> _Given information_:
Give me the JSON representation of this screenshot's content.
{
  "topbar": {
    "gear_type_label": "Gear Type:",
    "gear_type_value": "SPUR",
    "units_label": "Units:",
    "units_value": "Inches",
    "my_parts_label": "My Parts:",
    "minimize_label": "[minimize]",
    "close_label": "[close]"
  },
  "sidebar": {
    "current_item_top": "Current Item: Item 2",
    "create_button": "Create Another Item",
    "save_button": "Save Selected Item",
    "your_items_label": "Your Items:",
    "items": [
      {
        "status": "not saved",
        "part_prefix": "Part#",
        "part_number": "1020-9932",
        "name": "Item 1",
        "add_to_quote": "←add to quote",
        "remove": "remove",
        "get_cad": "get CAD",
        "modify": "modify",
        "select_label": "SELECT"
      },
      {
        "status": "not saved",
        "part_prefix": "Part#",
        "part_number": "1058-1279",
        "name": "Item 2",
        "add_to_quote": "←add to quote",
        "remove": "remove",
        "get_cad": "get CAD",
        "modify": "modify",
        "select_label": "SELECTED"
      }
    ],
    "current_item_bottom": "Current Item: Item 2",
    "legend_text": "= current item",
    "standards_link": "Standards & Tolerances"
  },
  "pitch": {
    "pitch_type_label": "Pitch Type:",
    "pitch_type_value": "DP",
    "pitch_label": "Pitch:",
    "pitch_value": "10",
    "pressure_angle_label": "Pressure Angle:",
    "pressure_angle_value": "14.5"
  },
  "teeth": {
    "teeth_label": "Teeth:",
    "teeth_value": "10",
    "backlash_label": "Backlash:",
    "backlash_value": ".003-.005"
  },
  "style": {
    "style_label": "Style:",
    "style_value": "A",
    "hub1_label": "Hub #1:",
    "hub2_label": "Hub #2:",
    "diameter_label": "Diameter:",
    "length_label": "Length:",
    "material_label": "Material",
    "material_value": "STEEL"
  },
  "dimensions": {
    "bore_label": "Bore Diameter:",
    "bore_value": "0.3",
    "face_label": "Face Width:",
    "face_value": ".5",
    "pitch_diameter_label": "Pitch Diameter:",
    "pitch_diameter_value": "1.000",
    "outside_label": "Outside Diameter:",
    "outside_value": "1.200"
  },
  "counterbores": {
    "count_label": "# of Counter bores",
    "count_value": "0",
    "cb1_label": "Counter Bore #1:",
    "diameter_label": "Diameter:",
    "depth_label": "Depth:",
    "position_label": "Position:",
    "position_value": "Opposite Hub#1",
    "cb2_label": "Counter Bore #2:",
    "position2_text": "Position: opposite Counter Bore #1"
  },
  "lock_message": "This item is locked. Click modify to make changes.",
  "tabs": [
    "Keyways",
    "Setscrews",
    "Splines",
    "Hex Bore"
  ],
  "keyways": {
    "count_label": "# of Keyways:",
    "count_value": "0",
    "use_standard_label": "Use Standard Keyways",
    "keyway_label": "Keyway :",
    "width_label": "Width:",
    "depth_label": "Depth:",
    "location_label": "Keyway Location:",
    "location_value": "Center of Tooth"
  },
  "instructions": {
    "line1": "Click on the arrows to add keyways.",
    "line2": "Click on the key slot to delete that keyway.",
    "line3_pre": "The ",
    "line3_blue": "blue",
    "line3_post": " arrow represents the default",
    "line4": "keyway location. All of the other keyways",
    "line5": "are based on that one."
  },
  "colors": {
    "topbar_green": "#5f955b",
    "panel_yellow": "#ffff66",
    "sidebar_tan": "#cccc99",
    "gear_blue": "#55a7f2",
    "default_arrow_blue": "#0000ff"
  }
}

> _Stated problem_: Print the whole listing exactly as it is.

> _Full output_:
Give me the JSON representation of this screenshot's content.
{
  "topbar": {
    "gear_type_label": "Gear Type:",
    "gear_type_value": "SPUR",
    "units_label": "Units:",
    "units_value": "Inches",
    "my_parts_label": "My Parts:",
    "minimize_label": "[minimize]",
    "close_label": "[close]"
  },
  "sidebar": {
    "current_item_top": "Current Item: Item 2",
    "create_button": "Create Another Item",
    "save_button": "Save Selected Item",
    "your_items_label": "Your Items:",
    "items": [
      {
        "status": "not saved",
        "part_prefix": "Part#",
        "part_number": "1020-9932",
        "name": "Item 1",
        "add_to_quote": "←add to quote",
        "remove": "remove",
        "get_cad": "get CAD",
        "modify": "modify",
        "select_label": "SELECT"
      },
      {
        "status": "not saved",
        "part_prefix": "Part#",
        "part_number": "1058-1279",
        "name": "Item 2",
        "add_to_quote": "←add to quote",
        "remove": "remove",
        "get_cad": "get CAD",
        "modify": "modify",
        "select_label": "SELECTED"
      }
    ],
    "current_item_bottom": "Current Item: Item 2",
    "legend_text": "= current item",
    "standards_link": "Standards & Tolerances"
  },
  "pitch": {
    "pitch_type_label": "Pitch Type:",
    "pitch_type_value": "DP",
    "pitch_label": "Pitch:",
    "pitch_value": "10",
    "pressure_angle_label": "Pressure Angle:",
    "pressure_angle_value": "14.5"
  },
  "teeth": {
    "teeth_label": "Teeth:",
    "teeth_value": "10",
    "backlash_label": "Backlash:",
    "backlash_value": ".003-.005"
  },
  "style": {
    "style_label": "Style:",
    "style_value": "A",
    "hub1_label": "Hub #1:",
    "hub2_label": "Hub #2:",
    "diameter_label": "Diameter:",
    "length_label": "Length:",
    "material_label": "Material",
    "material_value": "STEEL"
  },
  "dimensions": {
    "bore_label": "Bore Diameter:",
    "bore_value": "0.3",
    "face_label": "Face Width:",
    "face_value": ".5",
    "pitch_diameter_label": "Pitch Diameter:",
    "pitch_diameter_value": "1.000",
    "outside_label": "Outside Diameter:",
    "outside_value": "1.200"
  },
  "counterbores": {
    "count_label": "# of Counter bores",
    "count_value": "0",
    "cb1_label": "Counter Bore #1:",
    "diameter_label": "Diameter:",
    "depth_label": "Depth:",
    "position_label": "Position:",
    "position_value": "Opposite Hub#1",
    "cb2_label": "Counter Bore #2:",
    "position2_text": "Position: opposite Counter Bore #1"
  },
  "lock_message": "This item is locked. Click modify to make changes.",
  "tabs": [
    "Keyways",
    "Setscrews",
    "Splines",
    "Hex Bore"
  ],
  "keyways": {
    "count_label": "# of Keyways:",
    "count_value": "0",
    "use_standard_label": "Use Standard Keyways",
    "keyway_label": "Keyway :",
    "width_label": "Width:",
    "depth_label": "Depth:",
    "location_label": "Keyway Location:",
    "location_value": "Center of Tooth"
  },
  "instructions": {
    "line1": "Click on the arrows to add keyways.",
    "line2": "Click on the key slot to delete that keyway.",
    "line3_pre": "The ",
    "line3_blue": "blue",
    "line3_post": " arrow represents the default",
    "line4": "keyway location. All of the other keyways",
    "line5": "are based on that one."
  },
  "colors": {
    "topbar_green": "#5f955b",
    "panel_yellow": "#ffff66",
    "sidebar_tan": "#cccc99",
    "gear_blue": "#55a7f2",
    "default_arrow_blue": "#0000ff"
  }
}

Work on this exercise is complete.